### WHAT TO DO
Count lines with the string "usual" in them. State the number alone.

### DATA PROVIDED
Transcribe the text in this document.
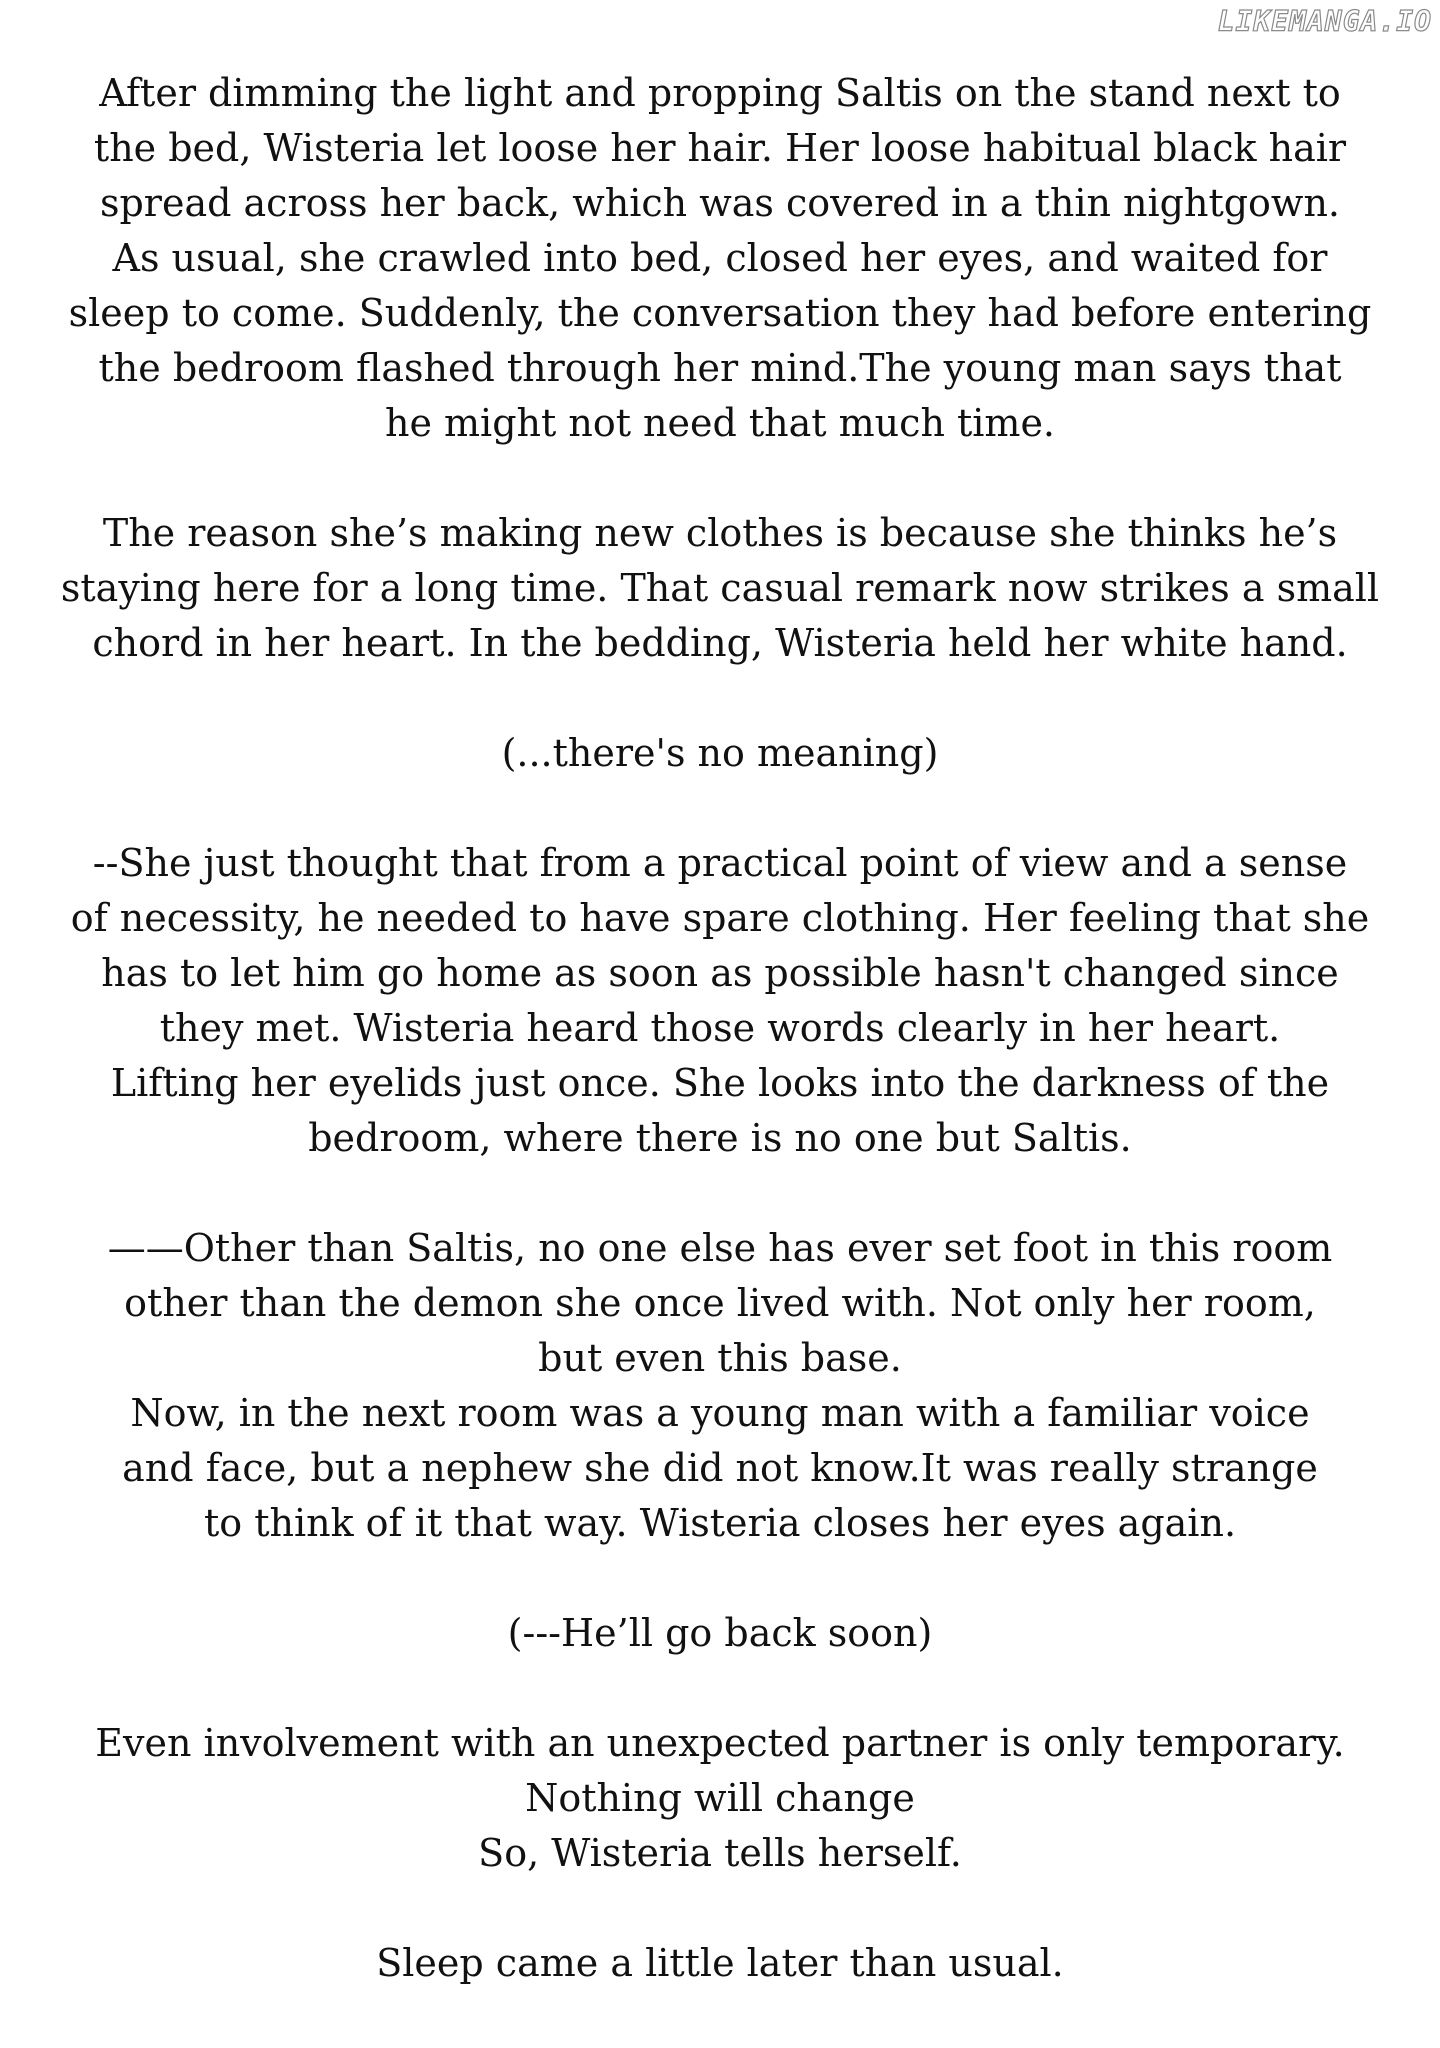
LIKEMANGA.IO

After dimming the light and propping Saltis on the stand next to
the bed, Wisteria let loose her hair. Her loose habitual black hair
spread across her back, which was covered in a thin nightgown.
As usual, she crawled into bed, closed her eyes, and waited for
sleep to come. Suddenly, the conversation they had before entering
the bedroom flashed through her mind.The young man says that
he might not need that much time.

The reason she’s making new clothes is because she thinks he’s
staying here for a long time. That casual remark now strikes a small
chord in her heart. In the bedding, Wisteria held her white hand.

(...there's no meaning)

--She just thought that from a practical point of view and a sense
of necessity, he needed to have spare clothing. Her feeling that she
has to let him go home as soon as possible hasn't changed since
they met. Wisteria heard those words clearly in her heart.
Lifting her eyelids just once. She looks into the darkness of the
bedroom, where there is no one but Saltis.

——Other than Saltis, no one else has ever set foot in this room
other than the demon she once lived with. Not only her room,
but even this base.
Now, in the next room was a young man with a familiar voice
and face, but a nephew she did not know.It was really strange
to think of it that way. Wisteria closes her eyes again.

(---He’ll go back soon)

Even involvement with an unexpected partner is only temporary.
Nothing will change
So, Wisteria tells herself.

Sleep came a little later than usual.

### TASK SOLUTION
2